__Required work__
In the material below, the lines containing the word "this" are required; copy each of them.

__Information supplied__
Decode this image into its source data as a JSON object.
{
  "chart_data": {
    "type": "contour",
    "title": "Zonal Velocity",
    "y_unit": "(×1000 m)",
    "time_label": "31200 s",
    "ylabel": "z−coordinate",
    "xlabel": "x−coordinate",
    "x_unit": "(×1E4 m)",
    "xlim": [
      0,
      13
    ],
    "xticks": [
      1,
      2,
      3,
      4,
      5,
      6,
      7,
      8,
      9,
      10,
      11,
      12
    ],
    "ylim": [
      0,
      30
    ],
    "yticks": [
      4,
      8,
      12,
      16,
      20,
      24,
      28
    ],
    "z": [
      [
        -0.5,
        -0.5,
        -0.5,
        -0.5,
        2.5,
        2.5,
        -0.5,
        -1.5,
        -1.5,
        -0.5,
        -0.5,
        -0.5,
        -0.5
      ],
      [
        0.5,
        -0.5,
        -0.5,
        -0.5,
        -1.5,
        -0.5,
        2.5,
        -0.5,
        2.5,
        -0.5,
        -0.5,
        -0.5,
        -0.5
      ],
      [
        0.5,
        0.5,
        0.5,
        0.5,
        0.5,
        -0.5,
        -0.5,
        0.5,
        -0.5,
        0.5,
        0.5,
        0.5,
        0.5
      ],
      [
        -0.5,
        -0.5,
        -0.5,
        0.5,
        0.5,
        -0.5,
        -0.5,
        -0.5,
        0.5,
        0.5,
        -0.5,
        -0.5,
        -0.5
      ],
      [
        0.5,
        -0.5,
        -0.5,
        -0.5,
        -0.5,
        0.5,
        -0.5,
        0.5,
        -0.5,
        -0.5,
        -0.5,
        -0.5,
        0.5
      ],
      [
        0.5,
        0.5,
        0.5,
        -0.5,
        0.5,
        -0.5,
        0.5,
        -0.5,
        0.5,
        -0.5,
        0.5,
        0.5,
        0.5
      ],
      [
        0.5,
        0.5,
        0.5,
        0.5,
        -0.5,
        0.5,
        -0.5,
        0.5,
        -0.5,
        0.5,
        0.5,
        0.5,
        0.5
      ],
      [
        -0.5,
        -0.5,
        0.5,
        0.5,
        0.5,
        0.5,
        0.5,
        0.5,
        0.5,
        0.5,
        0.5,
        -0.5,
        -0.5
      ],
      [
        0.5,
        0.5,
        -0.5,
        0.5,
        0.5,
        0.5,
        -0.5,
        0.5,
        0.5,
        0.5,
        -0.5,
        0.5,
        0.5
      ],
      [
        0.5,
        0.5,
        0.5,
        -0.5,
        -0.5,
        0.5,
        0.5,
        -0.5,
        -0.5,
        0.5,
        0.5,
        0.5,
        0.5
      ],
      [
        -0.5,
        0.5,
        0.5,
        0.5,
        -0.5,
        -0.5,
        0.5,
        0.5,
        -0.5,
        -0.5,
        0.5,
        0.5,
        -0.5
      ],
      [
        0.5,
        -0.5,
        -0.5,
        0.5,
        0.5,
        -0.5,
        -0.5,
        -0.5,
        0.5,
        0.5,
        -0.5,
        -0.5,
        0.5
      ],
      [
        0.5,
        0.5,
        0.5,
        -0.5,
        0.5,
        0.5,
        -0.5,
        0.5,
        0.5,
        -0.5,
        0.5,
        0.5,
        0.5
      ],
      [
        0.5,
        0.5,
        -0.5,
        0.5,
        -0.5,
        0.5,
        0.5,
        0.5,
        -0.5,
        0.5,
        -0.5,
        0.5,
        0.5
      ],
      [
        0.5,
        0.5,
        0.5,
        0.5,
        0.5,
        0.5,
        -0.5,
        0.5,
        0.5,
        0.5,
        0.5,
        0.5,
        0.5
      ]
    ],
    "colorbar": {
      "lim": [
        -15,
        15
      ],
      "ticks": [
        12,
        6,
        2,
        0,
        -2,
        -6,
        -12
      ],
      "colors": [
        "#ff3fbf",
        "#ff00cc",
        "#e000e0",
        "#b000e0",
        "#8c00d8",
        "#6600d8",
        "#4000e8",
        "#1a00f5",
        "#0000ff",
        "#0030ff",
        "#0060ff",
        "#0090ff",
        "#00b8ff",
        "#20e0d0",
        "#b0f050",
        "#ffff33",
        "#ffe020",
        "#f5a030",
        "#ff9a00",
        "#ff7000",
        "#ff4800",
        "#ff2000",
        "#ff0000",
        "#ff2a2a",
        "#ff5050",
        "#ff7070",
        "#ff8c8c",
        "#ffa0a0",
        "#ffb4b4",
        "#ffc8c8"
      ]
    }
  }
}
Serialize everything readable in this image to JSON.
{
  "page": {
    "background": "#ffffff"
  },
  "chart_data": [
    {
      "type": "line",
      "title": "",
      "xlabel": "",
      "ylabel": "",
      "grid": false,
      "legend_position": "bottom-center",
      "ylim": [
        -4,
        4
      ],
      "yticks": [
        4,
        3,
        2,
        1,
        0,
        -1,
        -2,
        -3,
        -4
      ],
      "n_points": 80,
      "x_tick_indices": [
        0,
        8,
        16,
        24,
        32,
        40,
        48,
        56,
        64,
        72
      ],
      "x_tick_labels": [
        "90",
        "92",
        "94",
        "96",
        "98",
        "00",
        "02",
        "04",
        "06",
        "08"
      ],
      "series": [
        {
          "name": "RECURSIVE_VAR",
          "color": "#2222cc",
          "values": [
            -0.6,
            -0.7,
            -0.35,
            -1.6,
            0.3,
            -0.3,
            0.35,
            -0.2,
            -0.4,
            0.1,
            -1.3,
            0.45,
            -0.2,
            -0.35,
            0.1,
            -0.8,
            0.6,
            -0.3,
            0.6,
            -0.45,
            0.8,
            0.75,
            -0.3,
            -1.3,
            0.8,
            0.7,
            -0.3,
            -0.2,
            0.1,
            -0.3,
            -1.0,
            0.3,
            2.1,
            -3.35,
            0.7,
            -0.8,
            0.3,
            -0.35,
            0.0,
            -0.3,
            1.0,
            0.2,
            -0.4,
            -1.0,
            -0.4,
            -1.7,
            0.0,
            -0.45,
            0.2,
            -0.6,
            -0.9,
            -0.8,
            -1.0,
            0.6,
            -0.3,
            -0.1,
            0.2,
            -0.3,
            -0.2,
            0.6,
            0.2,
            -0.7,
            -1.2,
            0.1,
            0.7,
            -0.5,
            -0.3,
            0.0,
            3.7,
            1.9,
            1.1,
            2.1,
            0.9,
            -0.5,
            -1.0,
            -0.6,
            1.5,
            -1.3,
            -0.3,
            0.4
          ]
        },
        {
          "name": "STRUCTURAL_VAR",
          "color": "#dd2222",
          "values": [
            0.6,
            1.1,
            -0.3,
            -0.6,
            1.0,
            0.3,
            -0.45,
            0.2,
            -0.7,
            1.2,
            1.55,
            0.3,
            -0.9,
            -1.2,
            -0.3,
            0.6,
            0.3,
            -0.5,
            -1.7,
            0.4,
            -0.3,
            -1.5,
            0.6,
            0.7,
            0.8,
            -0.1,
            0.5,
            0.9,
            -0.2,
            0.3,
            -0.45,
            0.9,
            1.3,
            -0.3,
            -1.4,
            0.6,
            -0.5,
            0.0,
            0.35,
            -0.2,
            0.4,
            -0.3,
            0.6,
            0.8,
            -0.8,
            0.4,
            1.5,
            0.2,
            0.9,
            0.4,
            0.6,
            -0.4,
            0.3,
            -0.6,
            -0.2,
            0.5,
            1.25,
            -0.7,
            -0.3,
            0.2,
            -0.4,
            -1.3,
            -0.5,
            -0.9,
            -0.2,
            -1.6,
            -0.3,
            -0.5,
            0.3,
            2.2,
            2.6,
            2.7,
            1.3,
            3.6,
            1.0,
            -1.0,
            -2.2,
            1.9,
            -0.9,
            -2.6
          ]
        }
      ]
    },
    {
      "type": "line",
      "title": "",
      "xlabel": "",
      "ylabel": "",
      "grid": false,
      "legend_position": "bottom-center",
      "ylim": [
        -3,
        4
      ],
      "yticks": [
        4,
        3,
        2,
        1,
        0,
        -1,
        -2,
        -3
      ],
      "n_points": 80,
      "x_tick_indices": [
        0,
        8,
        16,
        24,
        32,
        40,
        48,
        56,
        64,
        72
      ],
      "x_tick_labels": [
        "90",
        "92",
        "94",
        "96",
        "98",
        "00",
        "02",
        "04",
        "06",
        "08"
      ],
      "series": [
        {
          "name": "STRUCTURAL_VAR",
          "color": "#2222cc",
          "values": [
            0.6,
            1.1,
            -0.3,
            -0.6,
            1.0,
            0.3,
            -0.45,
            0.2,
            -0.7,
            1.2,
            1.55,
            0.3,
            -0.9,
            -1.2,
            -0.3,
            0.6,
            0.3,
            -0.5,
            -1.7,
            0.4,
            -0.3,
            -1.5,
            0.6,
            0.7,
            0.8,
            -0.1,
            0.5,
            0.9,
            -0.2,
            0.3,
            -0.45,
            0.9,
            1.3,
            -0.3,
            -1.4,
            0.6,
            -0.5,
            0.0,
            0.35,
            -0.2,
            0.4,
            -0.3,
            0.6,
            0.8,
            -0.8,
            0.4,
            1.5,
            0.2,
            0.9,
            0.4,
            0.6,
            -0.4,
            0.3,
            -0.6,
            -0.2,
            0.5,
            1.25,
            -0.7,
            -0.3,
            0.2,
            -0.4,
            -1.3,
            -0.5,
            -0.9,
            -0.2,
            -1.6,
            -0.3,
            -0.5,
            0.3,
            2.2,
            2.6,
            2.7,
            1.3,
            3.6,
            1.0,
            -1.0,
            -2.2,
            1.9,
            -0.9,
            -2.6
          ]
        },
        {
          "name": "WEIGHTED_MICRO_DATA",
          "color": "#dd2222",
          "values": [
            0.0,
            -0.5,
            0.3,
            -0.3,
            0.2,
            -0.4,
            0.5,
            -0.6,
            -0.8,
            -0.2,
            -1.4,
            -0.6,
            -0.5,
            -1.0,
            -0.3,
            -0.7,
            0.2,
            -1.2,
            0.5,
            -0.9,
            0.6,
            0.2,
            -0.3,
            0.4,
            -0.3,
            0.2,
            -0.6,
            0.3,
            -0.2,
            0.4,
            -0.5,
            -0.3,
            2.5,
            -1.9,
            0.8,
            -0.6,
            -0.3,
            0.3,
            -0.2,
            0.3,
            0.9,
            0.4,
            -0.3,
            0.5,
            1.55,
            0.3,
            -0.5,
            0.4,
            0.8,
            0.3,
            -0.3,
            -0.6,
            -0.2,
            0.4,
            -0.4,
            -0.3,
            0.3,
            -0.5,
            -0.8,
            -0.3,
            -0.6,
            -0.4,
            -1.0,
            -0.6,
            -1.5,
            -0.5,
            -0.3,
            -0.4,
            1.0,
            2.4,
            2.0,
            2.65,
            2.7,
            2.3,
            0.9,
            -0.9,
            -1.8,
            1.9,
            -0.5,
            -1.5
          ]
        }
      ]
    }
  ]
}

__The result__
Decode this image into its source data as a JSON object.
Serialize everything readable in this image to JSON.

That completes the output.